__EXERCISE TASK__
Extract the full listing below without altering a single character.
====== EXERCISE INPUT ======
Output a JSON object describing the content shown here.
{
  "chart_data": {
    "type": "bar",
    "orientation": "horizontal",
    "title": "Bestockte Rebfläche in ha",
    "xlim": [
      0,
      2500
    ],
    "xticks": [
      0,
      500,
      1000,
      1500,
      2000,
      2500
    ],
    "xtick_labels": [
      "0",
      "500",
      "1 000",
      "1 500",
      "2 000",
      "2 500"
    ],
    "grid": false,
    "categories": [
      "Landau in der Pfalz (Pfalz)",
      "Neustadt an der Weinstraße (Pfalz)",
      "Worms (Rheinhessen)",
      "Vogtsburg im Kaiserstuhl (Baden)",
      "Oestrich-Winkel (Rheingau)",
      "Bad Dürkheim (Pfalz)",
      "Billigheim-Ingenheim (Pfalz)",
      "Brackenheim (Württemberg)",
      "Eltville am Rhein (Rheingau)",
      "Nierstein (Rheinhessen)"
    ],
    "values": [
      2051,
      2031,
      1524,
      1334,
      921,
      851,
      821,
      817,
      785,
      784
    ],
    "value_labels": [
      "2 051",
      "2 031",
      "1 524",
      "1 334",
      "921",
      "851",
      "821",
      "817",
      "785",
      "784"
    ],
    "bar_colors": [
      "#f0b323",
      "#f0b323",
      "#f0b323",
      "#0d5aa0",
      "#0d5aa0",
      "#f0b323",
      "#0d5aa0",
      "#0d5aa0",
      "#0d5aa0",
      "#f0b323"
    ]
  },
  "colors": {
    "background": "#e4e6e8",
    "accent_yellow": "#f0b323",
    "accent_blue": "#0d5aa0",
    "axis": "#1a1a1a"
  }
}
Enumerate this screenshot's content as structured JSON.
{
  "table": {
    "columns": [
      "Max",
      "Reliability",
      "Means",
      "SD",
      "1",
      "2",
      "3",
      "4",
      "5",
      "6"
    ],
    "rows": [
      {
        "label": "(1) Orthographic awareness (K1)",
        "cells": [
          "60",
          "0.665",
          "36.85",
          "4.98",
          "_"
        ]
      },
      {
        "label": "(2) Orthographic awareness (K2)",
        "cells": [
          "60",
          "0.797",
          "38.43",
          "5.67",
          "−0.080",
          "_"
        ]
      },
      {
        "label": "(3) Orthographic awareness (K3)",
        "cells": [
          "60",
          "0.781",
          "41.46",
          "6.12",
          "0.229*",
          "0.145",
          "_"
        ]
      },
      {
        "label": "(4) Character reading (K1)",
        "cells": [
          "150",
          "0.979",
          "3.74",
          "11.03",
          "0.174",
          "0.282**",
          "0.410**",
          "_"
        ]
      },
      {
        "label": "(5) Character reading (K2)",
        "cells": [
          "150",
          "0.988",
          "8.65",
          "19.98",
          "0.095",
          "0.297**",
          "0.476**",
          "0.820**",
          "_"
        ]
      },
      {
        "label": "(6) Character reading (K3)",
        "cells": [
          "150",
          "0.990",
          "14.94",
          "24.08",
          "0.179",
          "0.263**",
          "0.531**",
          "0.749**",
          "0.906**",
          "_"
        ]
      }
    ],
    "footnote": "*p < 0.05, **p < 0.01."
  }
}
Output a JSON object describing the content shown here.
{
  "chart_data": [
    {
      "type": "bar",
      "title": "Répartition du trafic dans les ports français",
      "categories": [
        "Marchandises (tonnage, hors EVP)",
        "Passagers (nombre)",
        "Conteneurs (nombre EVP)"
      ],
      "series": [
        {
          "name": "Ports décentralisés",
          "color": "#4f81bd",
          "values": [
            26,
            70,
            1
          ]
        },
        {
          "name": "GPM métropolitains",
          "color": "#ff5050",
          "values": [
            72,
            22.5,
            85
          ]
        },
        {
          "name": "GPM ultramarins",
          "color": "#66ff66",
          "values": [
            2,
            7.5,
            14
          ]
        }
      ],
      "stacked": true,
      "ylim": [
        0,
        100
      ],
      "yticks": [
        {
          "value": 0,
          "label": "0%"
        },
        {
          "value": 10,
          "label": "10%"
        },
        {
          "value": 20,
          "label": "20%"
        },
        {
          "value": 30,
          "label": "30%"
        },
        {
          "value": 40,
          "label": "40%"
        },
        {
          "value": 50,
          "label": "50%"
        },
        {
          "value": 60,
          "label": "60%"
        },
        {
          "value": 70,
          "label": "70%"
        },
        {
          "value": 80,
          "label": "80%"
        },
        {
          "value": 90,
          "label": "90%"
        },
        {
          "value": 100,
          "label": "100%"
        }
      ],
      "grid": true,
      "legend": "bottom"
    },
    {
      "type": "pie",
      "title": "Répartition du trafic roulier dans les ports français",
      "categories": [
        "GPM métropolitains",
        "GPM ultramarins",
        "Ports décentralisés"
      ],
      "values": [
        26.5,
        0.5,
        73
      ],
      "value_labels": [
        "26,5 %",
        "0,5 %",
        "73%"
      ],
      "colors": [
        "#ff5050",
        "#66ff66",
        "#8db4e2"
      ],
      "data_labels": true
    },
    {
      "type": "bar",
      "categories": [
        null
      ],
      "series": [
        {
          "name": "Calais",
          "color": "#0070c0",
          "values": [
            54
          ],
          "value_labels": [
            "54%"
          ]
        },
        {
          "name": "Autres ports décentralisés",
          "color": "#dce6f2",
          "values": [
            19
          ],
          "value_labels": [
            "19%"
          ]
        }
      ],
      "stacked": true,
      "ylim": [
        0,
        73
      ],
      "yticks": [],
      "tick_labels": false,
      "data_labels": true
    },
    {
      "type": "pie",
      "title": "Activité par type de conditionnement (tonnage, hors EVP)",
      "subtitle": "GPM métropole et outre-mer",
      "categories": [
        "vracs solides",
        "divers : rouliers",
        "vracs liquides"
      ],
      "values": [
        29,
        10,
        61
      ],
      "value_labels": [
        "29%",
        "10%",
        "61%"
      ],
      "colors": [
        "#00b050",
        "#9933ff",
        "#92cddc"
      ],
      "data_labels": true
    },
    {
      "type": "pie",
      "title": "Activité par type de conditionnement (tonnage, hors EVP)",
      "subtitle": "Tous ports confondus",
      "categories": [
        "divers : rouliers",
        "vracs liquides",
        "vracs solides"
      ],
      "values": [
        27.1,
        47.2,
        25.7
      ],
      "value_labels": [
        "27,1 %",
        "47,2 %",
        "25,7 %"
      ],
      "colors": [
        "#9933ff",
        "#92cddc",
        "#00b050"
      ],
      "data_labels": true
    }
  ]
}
======
__FINISHED TASK__
Output a JSON object describing the content shown here.
{
  "chart_data": {
    "type": "bar",
    "orientation": "horizontal",
    "title": "Bestockte Rebfläche in ha",
    "xlim": [
      0,
      2500
    ],
    "xticks": [
      0,
      500,
      1000,
      1500,
      2000,
      2500
    ],
    "xtick_labels": [
      "0",
      "500",
      "1 000",
      "1 500",
      "2 000",
      "2 500"
    ],
    "grid": false,
    "categories": [
      "Landau in der Pfalz (Pfalz)",
      "Neustadt an der Weinstraße (Pfalz)",
      "Worms (Rheinhessen)",
      "Vogtsburg im Kaiserstuhl (Baden)",
      "Oestrich-Winkel (Rheingau)",
      "Bad Dürkheim (Pfalz)",
      "Billigheim-Ingenheim (Pfalz)",
      "Brackenheim (Württemberg)",
      "Eltville am Rhein (Rheingau)",
      "Nierstein (Rheinhessen)"
    ],
    "values": [
      2051,
      2031,
      1524,
      1334,
      921,
      851,
      821,
      817,
      785,
      784
    ],
    "value_labels": [
      "2 051",
      "2 031",
      "1 524",
      "1 334",
      "921",
      "851",
      "821",
      "817",
      "785",
      "784"
    ],
    "bar_colors": [
      "#f0b323",
      "#f0b323",
      "#f0b323",
      "#0d5aa0",
      "#0d5aa0",
      "#f0b323",
      "#0d5aa0",
      "#0d5aa0",
      "#0d5aa0",
      "#f0b323"
    ]
  },
  "colors": {
    "background": "#e4e6e8",
    "accent_yellow": "#f0b323",
    "accent_blue": "#0d5aa0",
    "axis": "#1a1a1a"
  }
}
Enumerate this screenshot's content as structured JSON.
{
  "table": {
    "columns": [
      "Max",
      "Reliability",
      "Means",
      "SD",
      "1",
      "2",
      "3",
      "4",
      "5",
      "6"
    ],
    "rows": [
      {
        "label": "(1) Orthographic awareness (K1)",
        "cells": [
          "60",
          "0.665",
          "36.85",
          "4.98",
          "_"
        ]
      },
      {
        "label": "(2) Orthographic awareness (K2)",
        "cells": [
          "60",
          "0.797",
          "38.43",
          "5.67",
          "−0.080",
          "_"
        ]
      },
      {
        "label": "(3) Orthographic awareness (K3)",
        "cells": [
          "60",
          "0.781",
          "41.46",
          "6.12",
          "0.229*",
          "0.145",
          "_"
        ]
      },
      {
        "label": "(4) Character reading (K1)",
        "cells": [
          "150",
          "0.979",
          "3.74",
          "11.03",
          "0.174",
          "0.282**",
          "0.410**",
          "_"
        ]
      },
      {
        "label": "(5) Character reading (K2)",
        "cells": [
          "150",
          "0.988",
          "8.65",
          "19.98",
          "0.095",
          "0.297**",
          "0.476**",
          "0.820**",
          "_"
        ]
      },
      {
        "label": "(6) Character reading (K3)",
        "cells": [
          "150",
          "0.990",
          "14.94",
          "24.08",
          "0.179",
          "0.263**",
          "0.531**",
          "0.749**",
          "0.906**",
          "_"
        ]
      }
    ],
    "footnote": "*p < 0.05, **p < 0.01."
  }
}
Output a JSON object describing the content shown here.
{
  "chart_data": [
    {
      "type": "bar",
      "title": "Répartition du trafic dans les ports français",
      "categories": [
        "Marchandises (tonnage, hors EVP)",
        "Passagers (nombre)",
        "Conteneurs (nombre EVP)"
      ],
      "series": [
        {
          "name": "Ports décentralisés",
          "color": "#4f81bd",
          "values": [
            26,
            70,
            1
          ]
        },
        {
          "name": "GPM métropolitains",
          "color": "#ff5050",
          "values": [
            72,
            22.5,
            85
          ]
        },
        {
          "name": "GPM ultramarins",
          "color": "#66ff66",
          "values": [
            2,
            7.5,
            14
          ]
        }
      ],
      "stacked": true,
      "ylim": [
        0,
        100
      ],
      "yticks": [
        {
          "value": 0,
          "label": "0%"
        },
        {
          "value": 10,
          "label": "10%"
        },
        {
          "value": 20,
          "label": "20%"
        },
        {
          "value": 30,
          "label": "30%"
        },
        {
          "value": 40,
          "label": "40%"
        },
        {
          "value": 50,
          "label": "50%"
        },
        {
          "value": 60,
          "label": "60%"
        },
        {
          "value": 70,
          "label": "70%"
        },
        {
          "value": 80,
          "label": "80%"
        },
        {
          "value": 90,
          "label": "90%"
        },
        {
          "value": 100,
          "label": "100%"
        }
      ],
      "grid": true,
      "legend": "bottom"
    },
    {
      "type": "pie",
      "title": "Répartition du trafic roulier dans les ports français",
      "categories": [
        "GPM métropolitains",
        "GPM ultramarins",
        "Ports décentralisés"
      ],
      "values": [
        26.5,
        0.5,
        73
      ],
      "value_labels": [
        "26,5 %",
        "0,5 %",
        "73%"
      ],
      "colors": [
        "#ff5050",
        "#66ff66",
        "#8db4e2"
      ],
      "data_labels": true
    },
    {
      "type": "bar",
      "categories": [
        null
      ],
      "series": [
        {
          "name": "Calais",
          "color": "#0070c0",
          "values": [
            54
          ],
          "value_labels": [
            "54%"
          ]
        },
        {
          "name": "Autres ports décentralisés",
          "color": "#dce6f2",
          "values": [
            19
          ],
          "value_labels": [
            "19%"
          ]
        }
      ],
      "stacked": true,
      "ylim": [
        0,
        73
      ],
      "yticks": [],
      "tick_labels": false,
      "data_labels": true
    },
    {
      "type": "pie",
      "title": "Activité par type de conditionnement (tonnage, hors EVP)",
      "subtitle": "GPM métropole et outre-mer",
      "categories": [
        "vracs solides",
        "divers : rouliers",
        "vracs liquides"
      ],
      "values": [
        29,
        10,
        61
      ],
      "value_labels": [
        "29%",
        "10%",
        "61%"
      ],
      "colors": [
        "#00b050",
        "#9933ff",
        "#92cddc"
      ],
      "data_labels": true
    },
    {
      "type": "pie",
      "title": "Activité par type de conditionnement (tonnage, hors EVP)",
      "subtitle": "Tous ports confondus",
      "categories": [
        "divers : rouliers",
        "vracs liquides",
        "vracs solides"
      ],
      "values": [
        27.1,
        47.2,
        25.7
      ],
      "value_labels": [
        "27,1 %",
        "47,2 %",
        "25,7 %"
      ],
      "colors": [
        "#9933ff",
        "#92cddc",
        "#00b050"
      ],
      "data_labels": true
    }
  ]
}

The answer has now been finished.